(Stored entries)
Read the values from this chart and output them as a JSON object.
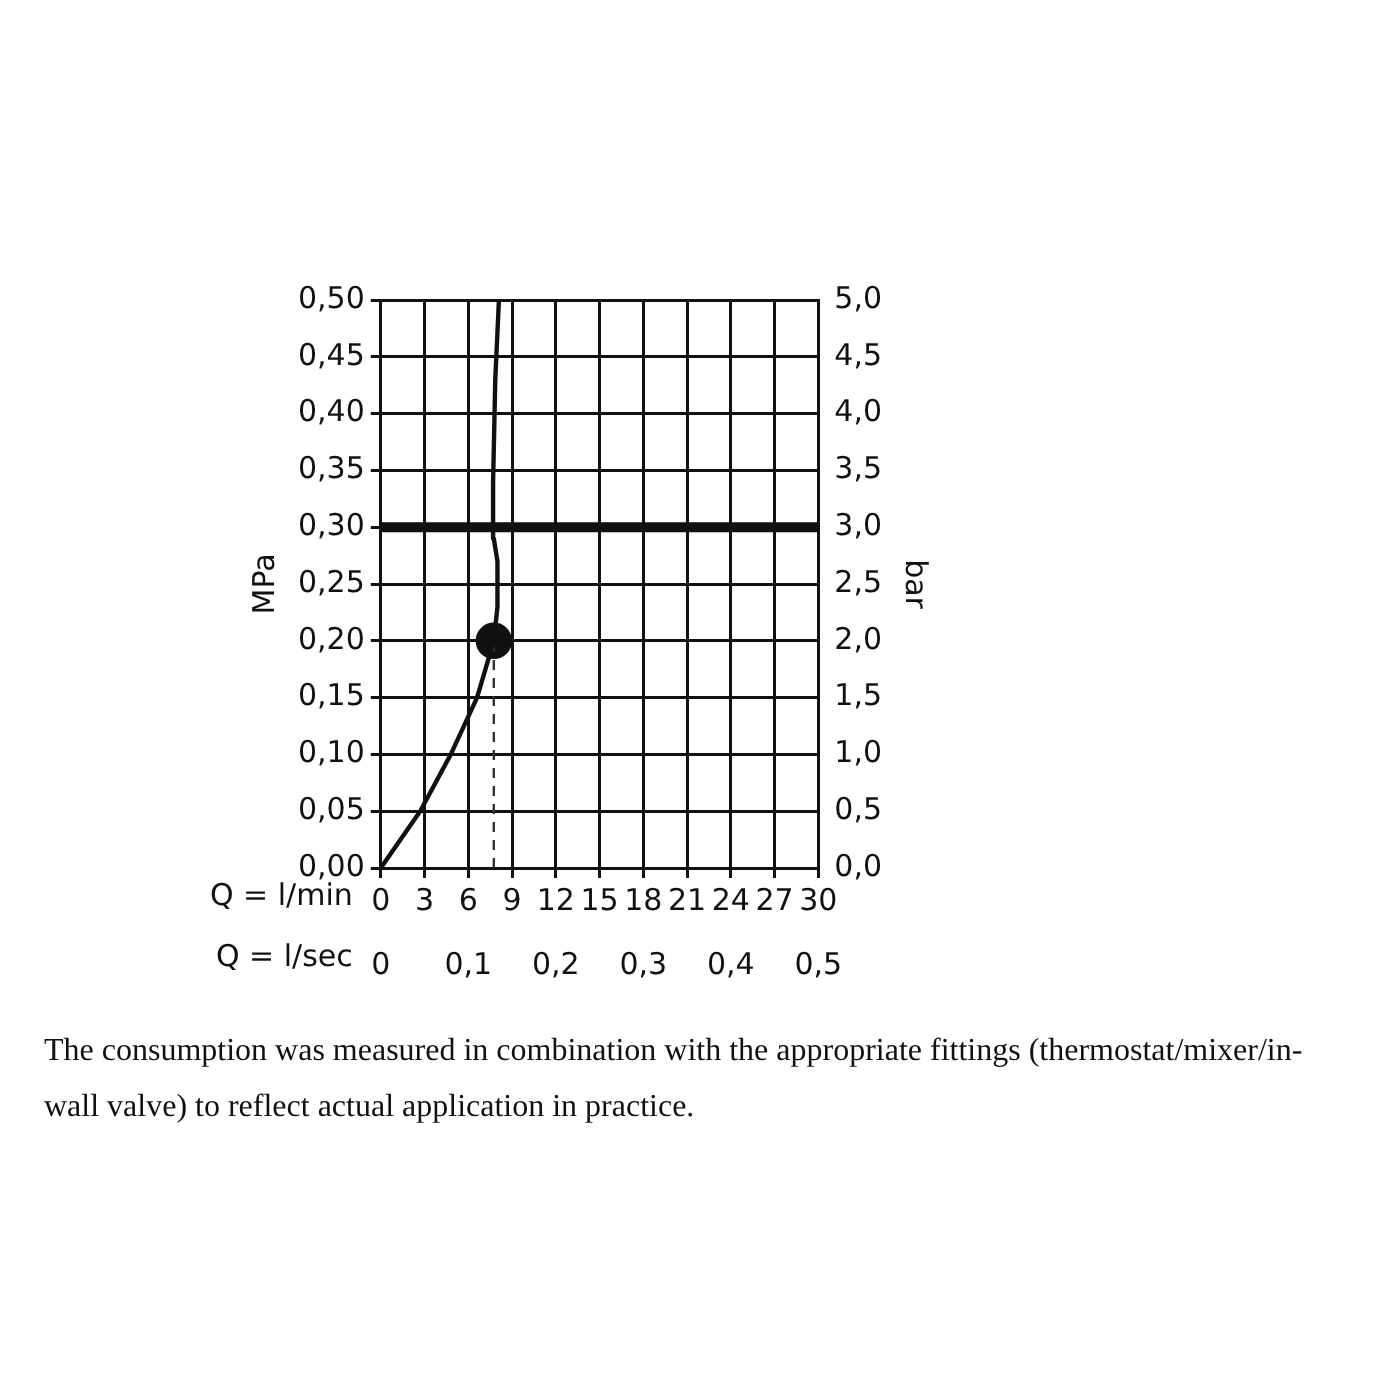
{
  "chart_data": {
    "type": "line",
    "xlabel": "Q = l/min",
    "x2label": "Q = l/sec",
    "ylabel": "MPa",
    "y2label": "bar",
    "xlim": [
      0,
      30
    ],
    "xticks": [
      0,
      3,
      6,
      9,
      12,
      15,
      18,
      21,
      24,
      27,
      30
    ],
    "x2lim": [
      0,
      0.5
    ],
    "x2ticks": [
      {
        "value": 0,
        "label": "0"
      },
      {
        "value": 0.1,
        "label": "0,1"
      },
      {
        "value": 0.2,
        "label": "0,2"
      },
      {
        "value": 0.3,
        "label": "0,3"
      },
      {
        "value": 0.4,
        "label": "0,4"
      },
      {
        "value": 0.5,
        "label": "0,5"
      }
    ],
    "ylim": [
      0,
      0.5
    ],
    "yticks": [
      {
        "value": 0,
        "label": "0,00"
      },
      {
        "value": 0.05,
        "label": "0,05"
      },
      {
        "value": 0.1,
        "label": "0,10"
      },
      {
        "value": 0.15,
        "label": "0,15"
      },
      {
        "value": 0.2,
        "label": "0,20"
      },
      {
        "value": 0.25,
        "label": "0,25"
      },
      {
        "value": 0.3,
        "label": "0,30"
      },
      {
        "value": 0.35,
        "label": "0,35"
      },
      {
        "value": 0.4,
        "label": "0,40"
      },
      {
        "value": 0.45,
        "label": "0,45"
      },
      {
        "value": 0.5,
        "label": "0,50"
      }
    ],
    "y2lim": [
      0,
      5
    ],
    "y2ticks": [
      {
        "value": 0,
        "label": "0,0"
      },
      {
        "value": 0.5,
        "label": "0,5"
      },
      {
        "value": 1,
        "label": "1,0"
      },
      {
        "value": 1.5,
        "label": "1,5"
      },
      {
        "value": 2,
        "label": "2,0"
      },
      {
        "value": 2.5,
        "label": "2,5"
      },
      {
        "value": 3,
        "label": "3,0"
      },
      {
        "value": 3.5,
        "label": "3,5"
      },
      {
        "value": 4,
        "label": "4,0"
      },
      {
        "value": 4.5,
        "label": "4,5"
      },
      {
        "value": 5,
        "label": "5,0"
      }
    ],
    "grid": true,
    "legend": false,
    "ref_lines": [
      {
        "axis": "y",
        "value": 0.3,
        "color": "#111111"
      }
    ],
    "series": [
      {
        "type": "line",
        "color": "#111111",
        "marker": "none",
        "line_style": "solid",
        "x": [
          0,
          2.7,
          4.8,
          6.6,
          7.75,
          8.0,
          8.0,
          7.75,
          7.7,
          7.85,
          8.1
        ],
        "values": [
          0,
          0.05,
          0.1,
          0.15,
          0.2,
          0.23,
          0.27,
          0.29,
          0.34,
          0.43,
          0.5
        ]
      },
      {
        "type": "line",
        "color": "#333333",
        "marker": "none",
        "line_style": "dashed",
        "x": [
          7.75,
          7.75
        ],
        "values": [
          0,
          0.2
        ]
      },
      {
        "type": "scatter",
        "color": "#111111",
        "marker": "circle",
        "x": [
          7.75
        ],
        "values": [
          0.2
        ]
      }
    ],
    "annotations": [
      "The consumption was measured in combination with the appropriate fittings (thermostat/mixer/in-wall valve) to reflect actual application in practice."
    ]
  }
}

--

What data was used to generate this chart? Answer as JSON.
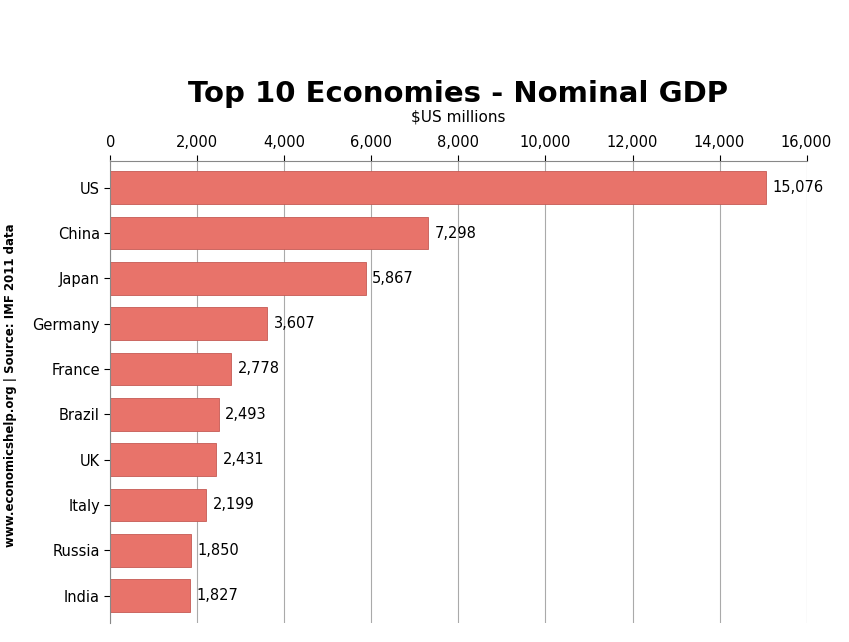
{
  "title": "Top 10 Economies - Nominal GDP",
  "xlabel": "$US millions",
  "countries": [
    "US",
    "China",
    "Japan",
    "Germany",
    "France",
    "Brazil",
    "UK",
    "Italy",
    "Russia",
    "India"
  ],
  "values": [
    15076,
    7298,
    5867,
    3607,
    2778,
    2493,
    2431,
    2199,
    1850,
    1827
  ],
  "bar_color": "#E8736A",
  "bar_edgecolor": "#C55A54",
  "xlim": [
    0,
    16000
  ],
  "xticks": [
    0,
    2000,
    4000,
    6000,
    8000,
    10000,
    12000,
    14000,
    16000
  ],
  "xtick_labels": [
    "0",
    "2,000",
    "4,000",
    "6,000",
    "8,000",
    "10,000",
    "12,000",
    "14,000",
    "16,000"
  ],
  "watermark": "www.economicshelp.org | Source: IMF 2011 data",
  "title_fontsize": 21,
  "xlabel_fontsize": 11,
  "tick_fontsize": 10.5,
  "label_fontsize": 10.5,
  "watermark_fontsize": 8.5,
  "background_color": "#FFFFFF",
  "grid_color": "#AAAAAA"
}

---

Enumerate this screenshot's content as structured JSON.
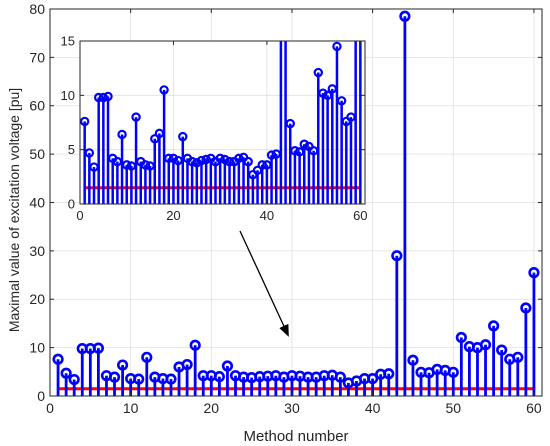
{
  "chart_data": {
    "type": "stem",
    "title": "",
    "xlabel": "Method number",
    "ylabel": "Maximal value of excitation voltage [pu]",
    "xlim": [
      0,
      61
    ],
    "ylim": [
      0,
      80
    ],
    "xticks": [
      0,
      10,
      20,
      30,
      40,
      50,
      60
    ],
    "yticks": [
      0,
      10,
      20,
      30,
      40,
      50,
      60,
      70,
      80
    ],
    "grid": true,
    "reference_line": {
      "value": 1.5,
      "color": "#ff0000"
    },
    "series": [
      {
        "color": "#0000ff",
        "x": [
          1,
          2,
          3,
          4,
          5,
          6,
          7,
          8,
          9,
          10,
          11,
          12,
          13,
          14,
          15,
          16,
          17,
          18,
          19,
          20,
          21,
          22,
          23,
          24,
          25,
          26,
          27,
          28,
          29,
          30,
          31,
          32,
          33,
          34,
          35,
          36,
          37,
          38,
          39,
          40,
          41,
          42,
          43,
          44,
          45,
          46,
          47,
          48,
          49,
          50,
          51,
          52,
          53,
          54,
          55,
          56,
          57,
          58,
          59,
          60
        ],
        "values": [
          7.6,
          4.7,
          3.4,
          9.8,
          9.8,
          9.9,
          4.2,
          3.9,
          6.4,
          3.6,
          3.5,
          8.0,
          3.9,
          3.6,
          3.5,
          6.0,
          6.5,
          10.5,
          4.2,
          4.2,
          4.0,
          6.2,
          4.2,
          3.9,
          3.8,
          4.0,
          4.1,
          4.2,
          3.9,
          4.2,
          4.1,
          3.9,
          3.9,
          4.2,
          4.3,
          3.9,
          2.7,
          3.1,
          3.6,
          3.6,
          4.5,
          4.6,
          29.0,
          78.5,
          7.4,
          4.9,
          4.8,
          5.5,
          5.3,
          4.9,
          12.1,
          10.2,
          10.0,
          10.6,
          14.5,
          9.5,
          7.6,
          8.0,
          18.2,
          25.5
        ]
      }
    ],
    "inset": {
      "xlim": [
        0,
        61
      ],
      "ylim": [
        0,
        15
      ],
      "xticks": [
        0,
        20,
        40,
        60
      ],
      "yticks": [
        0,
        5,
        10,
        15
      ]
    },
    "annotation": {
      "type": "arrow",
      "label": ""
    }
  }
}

- Task brief
Lines containing the word "type" are to be tallied; report only the total.

- Response below
6